DATA EXTRACT>
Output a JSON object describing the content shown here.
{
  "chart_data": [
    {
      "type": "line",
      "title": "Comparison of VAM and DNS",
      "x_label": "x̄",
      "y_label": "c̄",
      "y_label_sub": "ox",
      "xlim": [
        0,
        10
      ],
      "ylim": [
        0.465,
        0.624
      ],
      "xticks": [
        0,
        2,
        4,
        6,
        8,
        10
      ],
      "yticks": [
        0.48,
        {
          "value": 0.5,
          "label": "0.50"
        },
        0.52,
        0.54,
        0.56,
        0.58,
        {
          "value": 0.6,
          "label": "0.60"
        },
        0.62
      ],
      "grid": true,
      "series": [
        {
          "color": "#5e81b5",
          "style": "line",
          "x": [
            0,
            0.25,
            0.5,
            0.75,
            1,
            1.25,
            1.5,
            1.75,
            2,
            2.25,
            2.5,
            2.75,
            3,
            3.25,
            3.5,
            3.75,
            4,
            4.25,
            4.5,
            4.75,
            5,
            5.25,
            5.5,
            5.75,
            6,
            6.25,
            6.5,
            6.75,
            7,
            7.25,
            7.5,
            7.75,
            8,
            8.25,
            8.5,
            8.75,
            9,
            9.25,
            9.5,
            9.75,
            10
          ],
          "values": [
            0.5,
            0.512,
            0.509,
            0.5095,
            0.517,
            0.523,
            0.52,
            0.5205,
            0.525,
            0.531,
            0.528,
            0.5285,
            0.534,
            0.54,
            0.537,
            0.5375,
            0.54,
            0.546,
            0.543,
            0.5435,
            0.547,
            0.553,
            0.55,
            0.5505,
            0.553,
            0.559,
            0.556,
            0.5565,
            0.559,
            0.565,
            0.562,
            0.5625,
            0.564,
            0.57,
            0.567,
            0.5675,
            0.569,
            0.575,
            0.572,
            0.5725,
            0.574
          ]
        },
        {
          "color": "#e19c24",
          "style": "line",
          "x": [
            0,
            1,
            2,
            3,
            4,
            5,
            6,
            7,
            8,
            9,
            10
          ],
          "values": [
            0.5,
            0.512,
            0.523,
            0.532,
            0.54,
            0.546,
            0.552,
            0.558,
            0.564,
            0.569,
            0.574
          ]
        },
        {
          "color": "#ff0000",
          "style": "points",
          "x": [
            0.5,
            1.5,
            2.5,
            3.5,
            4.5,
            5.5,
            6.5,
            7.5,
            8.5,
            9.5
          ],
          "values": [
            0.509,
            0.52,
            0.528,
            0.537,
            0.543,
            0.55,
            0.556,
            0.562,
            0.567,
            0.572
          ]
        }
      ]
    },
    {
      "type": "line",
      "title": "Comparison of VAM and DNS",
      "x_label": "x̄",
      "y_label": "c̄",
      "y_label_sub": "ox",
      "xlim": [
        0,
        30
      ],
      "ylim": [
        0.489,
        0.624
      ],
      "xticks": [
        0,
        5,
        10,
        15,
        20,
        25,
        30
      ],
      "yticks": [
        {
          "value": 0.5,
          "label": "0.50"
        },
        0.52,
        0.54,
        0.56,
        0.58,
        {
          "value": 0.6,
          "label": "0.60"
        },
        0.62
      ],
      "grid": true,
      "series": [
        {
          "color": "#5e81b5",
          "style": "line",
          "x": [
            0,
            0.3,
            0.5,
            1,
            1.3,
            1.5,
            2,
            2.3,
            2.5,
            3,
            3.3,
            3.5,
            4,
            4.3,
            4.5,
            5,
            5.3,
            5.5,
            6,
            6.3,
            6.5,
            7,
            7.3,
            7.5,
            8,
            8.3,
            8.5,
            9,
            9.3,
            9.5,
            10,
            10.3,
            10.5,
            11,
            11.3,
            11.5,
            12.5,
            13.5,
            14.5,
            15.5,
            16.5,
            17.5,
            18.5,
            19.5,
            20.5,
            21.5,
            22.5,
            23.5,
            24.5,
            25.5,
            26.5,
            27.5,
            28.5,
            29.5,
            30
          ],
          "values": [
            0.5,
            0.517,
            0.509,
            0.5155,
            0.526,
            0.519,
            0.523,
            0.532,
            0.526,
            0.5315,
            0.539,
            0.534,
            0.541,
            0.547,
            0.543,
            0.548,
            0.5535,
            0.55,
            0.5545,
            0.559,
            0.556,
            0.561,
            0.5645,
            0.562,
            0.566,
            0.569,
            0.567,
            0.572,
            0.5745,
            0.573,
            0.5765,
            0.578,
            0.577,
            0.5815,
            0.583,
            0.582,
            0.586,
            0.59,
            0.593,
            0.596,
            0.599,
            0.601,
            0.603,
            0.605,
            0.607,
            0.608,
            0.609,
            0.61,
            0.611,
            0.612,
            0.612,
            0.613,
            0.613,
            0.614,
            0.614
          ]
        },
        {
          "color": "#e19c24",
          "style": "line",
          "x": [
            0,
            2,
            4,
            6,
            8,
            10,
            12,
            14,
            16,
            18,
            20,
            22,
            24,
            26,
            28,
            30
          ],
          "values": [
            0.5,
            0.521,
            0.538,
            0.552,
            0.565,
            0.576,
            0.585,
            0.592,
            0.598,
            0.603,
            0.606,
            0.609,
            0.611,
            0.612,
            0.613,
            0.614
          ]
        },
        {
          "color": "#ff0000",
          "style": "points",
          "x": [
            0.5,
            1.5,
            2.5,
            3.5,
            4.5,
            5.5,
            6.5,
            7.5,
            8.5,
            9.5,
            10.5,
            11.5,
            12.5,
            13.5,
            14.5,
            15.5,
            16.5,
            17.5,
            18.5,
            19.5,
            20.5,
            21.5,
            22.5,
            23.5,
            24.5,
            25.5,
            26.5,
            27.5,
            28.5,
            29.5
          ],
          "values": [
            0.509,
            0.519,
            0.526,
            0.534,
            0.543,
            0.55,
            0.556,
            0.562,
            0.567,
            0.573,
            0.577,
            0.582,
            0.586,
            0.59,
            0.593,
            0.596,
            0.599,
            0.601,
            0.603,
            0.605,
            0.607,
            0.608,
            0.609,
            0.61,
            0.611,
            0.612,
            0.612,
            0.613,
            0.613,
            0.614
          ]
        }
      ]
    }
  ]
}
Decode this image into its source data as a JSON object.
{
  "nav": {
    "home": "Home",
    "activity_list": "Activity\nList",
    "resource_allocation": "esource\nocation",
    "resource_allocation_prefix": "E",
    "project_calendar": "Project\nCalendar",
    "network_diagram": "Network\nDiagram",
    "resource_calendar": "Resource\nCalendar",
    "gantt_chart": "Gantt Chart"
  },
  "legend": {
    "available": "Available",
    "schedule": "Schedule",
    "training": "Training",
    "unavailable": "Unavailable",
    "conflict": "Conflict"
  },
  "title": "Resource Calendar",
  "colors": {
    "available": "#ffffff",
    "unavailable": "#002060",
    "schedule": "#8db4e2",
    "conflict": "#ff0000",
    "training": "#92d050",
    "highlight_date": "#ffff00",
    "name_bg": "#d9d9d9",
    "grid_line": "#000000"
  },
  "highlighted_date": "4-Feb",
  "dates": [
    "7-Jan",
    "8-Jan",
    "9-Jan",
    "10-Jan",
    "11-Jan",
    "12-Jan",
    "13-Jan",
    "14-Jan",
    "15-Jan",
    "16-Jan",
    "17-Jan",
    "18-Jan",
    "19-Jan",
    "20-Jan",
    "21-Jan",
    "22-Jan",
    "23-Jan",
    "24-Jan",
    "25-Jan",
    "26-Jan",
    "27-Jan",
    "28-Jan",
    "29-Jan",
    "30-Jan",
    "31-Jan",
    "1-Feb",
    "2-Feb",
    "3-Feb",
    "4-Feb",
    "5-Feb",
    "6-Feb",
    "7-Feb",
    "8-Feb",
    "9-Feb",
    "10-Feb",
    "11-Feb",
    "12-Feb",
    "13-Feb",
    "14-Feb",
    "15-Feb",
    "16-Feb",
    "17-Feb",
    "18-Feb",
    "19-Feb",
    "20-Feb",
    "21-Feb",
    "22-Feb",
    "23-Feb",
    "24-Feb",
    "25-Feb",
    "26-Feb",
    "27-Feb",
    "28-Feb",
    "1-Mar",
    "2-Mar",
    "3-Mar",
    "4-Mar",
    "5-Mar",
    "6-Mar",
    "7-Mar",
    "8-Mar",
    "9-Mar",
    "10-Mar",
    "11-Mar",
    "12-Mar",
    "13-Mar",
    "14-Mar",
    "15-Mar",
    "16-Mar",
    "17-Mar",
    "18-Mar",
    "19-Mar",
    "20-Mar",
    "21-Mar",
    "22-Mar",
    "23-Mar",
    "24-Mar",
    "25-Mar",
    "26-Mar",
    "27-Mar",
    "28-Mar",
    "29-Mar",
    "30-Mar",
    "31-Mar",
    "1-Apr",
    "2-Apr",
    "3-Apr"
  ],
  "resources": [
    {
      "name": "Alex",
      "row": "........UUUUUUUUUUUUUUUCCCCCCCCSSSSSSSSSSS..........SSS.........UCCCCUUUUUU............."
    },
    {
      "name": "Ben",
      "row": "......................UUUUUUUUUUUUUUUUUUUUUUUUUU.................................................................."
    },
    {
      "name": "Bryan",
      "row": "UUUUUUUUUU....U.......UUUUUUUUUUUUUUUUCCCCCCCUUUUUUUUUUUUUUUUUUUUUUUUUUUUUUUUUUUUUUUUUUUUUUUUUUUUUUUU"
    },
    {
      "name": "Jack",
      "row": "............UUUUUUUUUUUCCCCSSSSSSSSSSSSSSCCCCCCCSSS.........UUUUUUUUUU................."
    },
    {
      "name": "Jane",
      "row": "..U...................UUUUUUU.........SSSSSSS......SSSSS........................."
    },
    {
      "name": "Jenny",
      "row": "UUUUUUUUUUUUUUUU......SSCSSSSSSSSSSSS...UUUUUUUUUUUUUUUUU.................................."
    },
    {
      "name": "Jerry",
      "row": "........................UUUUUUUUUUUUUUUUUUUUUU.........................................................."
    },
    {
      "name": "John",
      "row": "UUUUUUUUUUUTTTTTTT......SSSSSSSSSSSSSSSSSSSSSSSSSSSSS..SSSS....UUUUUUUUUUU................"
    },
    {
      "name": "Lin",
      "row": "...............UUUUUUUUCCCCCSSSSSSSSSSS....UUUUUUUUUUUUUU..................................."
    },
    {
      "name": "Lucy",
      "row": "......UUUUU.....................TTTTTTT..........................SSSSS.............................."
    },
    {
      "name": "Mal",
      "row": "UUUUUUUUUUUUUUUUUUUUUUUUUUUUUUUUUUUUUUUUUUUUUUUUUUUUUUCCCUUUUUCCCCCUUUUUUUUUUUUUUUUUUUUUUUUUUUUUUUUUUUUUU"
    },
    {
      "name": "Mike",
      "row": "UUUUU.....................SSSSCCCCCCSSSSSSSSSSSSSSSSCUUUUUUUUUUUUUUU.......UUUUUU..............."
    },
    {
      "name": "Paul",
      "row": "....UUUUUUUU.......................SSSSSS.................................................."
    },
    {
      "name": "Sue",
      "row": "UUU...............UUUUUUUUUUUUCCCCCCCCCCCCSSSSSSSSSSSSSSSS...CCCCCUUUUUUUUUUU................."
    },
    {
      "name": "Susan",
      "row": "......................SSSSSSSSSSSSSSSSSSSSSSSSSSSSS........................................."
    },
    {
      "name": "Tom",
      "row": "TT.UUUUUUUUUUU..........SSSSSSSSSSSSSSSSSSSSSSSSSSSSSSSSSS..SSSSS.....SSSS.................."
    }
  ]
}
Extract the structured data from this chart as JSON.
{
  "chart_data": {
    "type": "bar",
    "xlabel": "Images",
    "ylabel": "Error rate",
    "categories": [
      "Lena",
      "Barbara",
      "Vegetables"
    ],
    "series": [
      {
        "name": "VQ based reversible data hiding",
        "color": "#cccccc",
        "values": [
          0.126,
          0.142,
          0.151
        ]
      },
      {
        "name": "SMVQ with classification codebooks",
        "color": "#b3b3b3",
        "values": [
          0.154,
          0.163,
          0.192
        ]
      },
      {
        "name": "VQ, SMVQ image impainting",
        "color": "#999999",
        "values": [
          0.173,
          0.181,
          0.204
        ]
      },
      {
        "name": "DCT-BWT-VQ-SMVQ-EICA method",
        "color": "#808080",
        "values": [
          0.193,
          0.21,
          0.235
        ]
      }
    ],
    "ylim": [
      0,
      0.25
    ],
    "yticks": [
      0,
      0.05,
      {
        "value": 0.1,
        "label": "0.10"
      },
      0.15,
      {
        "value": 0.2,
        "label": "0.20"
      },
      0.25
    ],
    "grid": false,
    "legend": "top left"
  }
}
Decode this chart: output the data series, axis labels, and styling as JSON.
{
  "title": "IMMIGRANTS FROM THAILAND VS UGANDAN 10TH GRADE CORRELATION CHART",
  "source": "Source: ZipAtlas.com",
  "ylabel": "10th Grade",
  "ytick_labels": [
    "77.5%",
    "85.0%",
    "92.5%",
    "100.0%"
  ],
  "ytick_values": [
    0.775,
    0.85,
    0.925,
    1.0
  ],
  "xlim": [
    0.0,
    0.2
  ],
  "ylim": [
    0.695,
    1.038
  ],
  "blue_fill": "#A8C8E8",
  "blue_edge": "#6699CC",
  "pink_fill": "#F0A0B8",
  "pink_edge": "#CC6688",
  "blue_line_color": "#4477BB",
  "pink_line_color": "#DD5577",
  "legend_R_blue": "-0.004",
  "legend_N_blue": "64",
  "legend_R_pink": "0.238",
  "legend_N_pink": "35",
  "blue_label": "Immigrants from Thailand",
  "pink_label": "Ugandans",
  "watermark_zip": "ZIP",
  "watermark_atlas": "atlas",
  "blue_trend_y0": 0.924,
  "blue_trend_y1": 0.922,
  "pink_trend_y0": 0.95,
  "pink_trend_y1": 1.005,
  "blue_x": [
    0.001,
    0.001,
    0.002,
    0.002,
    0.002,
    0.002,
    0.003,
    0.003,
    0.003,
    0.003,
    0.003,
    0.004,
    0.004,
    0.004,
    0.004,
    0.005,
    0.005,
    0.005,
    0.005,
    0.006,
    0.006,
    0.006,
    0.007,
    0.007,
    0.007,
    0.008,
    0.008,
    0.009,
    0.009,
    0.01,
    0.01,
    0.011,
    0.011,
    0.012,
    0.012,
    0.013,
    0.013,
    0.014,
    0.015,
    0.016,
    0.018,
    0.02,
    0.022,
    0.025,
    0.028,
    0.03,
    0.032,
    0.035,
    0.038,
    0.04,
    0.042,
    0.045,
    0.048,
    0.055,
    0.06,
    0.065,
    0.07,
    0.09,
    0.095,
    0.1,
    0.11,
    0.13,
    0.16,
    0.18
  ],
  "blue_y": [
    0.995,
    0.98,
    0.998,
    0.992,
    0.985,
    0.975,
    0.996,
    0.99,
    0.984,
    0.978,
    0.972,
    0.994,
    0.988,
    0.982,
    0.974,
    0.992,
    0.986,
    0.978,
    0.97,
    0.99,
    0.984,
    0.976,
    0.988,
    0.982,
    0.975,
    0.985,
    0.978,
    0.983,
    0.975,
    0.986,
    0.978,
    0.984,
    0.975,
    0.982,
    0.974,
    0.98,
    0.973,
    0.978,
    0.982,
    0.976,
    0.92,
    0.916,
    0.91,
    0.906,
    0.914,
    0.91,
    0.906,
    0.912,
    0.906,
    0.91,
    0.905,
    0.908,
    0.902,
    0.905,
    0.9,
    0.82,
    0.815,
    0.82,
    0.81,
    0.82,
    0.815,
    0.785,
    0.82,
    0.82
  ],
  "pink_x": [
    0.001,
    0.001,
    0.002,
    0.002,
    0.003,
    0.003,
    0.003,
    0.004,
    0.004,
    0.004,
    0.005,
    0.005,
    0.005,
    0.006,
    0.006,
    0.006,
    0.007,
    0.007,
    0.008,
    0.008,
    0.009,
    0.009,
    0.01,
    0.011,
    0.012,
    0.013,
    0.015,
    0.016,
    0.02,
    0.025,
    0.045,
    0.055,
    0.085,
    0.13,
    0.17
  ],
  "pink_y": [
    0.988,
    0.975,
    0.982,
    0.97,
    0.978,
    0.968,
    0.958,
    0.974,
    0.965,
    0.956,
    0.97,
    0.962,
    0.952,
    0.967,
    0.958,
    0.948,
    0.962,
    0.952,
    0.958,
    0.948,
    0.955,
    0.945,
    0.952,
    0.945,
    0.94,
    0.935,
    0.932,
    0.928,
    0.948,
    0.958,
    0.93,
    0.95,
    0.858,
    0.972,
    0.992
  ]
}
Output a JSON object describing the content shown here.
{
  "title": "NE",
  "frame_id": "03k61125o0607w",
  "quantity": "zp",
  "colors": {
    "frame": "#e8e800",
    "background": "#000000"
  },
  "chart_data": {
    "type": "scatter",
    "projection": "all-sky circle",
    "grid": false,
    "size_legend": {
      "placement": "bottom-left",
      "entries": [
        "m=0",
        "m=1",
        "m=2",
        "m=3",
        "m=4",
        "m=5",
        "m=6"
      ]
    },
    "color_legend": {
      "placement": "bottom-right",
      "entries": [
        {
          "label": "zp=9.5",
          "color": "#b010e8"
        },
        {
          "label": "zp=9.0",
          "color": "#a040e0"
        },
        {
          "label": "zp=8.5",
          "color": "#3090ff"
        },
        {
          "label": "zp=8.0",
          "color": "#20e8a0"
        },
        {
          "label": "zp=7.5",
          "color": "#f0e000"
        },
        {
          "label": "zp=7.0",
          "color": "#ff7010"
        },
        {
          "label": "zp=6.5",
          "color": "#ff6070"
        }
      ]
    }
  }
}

WHAT TO PRODUCE> Of the lines in the material, how many contain the word "this"? Reply with the number and nothing else.

SOLVED EXERCISE> 3